(Page)
3.2.1 Vibration monitoring

Apart from visible damages, vision-based methods are also efficient ways to provide vibration signals to identify invisible damages. Deng et al (2020c) developed an intelligent non-contact remote sensing method in which a uniaxial automatic cruise acquisition device was designed to collect image sequences from bridge surface before they were inputted into a three-dimensional (3D) CNN to identify the envelope spectrum of the holographic deformation. Then, the deflection curvature difference was used to identify the change of damage location and degree. Their experiments demonstrated that the holographic deformation is higher sensitive in damage identification than the limited number of measuring points.

Furthermore, cable forces estimation of urban bridges, according to the drone-captured video, has been realized by Zhang et al (2021). Firstly, a pre-trained FCN was adopted to identify bridge cables and further extract their displacement. Then, EMD was employed for extracting cable vibration signals and eliminating the effect of drone motion. Finally, natural frequencies of the cables were obtained by performing Fourier analysis on extracted cable vibration and further adopted for cable force estimation.

(Information provided)
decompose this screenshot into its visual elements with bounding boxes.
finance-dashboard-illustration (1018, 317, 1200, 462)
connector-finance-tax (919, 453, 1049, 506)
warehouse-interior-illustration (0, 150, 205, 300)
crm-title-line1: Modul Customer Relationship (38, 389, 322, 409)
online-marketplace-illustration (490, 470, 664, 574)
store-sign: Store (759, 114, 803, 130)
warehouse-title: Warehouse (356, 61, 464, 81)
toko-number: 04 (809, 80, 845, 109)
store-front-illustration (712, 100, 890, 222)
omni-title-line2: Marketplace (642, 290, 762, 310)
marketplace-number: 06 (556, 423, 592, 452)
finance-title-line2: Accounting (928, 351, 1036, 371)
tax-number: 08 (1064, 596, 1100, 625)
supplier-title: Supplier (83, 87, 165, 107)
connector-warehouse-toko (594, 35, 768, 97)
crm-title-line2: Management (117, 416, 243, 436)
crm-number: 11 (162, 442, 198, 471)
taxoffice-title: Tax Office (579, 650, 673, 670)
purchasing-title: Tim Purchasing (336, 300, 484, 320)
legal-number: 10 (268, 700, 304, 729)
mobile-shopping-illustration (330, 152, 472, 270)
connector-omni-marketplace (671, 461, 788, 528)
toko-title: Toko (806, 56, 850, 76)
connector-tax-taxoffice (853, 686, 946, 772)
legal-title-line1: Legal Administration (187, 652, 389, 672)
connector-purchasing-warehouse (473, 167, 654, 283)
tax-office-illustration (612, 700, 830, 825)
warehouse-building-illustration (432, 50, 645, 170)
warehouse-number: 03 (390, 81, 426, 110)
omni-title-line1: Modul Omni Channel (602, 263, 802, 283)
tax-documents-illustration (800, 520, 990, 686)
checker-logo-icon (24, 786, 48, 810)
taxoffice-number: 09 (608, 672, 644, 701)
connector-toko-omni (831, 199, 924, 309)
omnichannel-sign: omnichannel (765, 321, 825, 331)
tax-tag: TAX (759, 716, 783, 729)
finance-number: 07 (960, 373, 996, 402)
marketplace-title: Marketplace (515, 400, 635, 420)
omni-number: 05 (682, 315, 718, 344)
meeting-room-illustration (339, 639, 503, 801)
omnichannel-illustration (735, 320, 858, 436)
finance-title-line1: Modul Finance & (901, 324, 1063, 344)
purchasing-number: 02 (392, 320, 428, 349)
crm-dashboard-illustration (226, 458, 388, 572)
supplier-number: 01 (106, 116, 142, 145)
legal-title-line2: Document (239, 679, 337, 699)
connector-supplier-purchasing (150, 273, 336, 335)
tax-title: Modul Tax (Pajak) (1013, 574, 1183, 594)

* * *

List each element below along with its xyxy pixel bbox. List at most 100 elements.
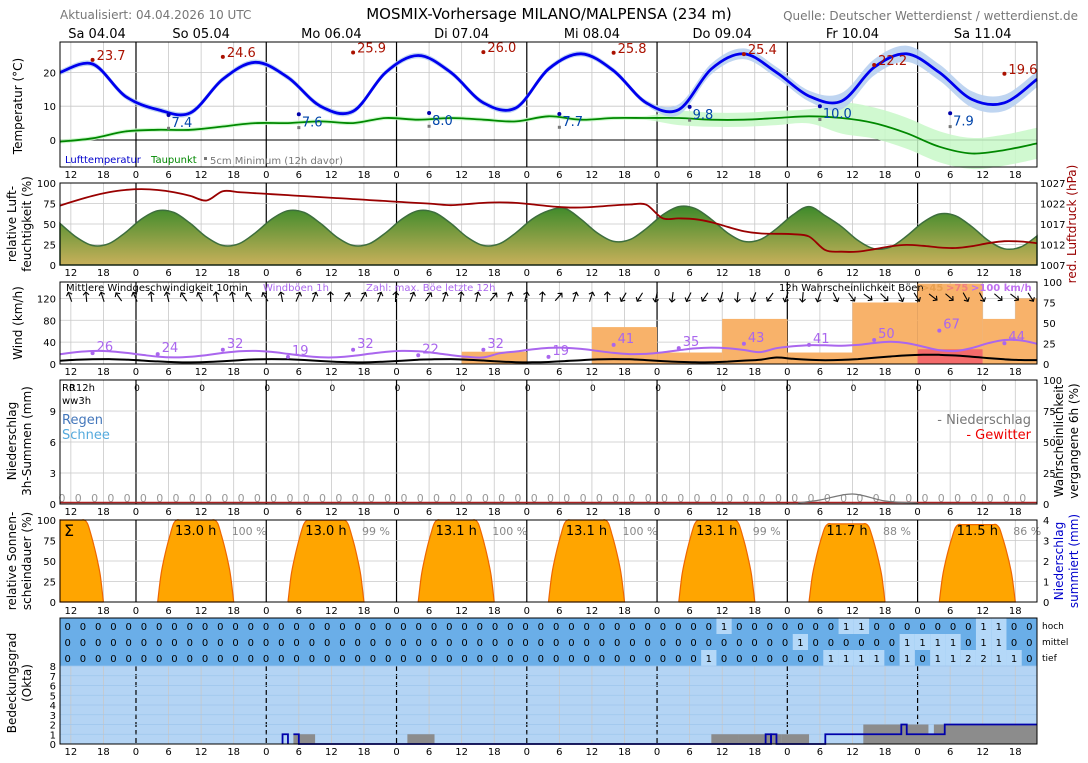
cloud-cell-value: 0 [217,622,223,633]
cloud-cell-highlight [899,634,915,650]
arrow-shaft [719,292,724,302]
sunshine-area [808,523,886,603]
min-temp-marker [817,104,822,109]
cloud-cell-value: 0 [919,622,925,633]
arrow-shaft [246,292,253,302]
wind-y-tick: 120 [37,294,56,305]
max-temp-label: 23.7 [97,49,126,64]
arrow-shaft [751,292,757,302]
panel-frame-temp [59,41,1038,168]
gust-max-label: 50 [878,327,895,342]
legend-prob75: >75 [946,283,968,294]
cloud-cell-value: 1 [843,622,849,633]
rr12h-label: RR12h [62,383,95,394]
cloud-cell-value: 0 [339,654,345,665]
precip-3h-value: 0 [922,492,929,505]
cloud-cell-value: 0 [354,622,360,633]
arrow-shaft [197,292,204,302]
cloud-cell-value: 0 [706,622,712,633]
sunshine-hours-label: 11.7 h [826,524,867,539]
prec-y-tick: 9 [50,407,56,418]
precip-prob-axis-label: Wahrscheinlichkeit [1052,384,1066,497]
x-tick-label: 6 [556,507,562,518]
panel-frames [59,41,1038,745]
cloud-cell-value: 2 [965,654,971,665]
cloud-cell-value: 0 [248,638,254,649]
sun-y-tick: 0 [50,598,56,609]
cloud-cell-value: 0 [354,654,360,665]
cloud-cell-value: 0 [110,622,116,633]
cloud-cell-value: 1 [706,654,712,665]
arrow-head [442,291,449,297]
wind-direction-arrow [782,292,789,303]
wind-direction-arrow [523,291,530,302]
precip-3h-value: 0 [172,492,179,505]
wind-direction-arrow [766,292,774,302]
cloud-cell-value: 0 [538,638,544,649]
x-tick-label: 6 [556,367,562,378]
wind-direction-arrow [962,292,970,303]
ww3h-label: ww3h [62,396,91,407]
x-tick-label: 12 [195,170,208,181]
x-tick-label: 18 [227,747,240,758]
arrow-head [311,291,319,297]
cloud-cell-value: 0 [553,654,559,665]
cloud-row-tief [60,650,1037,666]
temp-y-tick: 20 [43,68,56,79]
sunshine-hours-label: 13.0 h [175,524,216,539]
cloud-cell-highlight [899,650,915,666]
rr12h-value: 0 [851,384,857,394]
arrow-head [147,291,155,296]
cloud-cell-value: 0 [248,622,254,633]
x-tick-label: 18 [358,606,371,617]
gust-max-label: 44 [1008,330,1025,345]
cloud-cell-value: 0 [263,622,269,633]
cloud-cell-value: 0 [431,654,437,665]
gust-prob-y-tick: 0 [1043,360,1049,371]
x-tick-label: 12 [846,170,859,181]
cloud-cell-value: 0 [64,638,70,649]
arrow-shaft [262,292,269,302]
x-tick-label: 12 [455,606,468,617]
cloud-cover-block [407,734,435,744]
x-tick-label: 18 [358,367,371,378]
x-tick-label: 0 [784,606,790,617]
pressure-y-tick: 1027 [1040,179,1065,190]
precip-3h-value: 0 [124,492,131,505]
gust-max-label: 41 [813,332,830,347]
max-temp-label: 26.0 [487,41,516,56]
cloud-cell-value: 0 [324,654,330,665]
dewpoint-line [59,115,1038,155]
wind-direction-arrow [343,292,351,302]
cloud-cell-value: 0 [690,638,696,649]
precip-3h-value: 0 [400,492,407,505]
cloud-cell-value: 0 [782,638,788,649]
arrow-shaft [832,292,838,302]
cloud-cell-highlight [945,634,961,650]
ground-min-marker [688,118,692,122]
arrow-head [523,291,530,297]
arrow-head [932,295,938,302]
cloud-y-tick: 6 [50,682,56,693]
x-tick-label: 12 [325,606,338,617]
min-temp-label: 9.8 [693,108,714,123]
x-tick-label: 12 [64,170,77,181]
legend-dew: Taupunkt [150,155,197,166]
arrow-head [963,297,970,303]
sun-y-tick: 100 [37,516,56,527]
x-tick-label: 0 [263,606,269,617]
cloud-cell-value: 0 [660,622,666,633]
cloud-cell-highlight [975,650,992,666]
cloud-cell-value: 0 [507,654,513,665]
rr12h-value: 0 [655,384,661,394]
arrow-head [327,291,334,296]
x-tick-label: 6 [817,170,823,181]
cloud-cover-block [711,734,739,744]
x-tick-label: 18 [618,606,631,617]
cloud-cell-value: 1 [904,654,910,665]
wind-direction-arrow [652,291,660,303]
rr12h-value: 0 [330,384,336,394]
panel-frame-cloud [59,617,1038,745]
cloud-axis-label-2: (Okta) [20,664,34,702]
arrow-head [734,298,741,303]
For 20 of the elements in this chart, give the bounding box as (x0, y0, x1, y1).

(What is asked)
[1] In the text on vibration monitoring, which method was used to remove the effect of drone motion when extracting cable vibration signals?
[2] In the vibration monitoring text, copy the passage starting with "3.2.1 Vibration monitoring" and going on through "of measuring points.", swapping "holographic deformation" for "full-field deformation".
[3] Carry on the text on vision-based vibration monitoring of bridges from the point where it stops.
The records are separate material and have no connection to the text.

(Answers to each task)
[1] EMD was used to extract cable vibration signals and eliminate the effect of drone motion.

[2]
3.2.1 Vibration monitoring

Apart from visible damages, vision-based methods are also efficient ways to provide vibration signals to identify invisible damages. Deng et al (2020c) developed an intelligent non-contact remote sensing method in which a uniaxial automatic cruise acquisition device was designed to collect image sequences from bridge surface before they were inputted into a three-dimensional (3D) CNN to identify the envelope spectrum of the full-field deformation. Then, the deflection curvature difference was used to identify the change of damage location and degree. Their experiments demonstrated that the full-field deformation is higher sensitive in damage identification than the limited number of measuring points.

[3]
In traditional vision-based vibration measurement methods, template matching algorithm and corner detection algorithm are usually used to track and locate the target, but they are sensitive to the quality of images, which often is poor due to insufficient illumination or fog. Xu et al (2021) thus proposed a distraction-free displacement measurement approach by integrating DL-based Siamese tracker with correlation-based template matching. The DL-based Siamese tracker applied deep feature representations and learned similarity measures for image matching and also considered adaptive template updates with time. The method was then implemented on a short-span footbridge and a long-span road bridge, where its potential to handle challenging scenarios including illumination changes, background variations, and shade effects, was demonstrated. Shao et al (2021) combined the MagicPoint network and the SuperGlue network to achieve target-free full-field 3D vibration displacement measurement and demonstrated the combination’s accuracy compared with traditional sensors, while the combination is more cost effective. Furthermore, they (Shao et al 2022) employed a phased-based video motion magnification algorithm to achieve a higher accuracy of tiny vibrations at the submillimeter level.

3.2.2 Component identification

After various damages are detected, the rating of a structure needs to be provided by a comprehensive assessment in which importance of different components should be considered (Zhu et al 2010). This requires spatially relating identified damages with structural elements. However, inspection images, especially captured by aerial inspection platforms, usually contain complex scenes, wherein structural elements mix with a cluttered background. Extracting structural elements from complex images and sorting them is thus meaningful for SHM.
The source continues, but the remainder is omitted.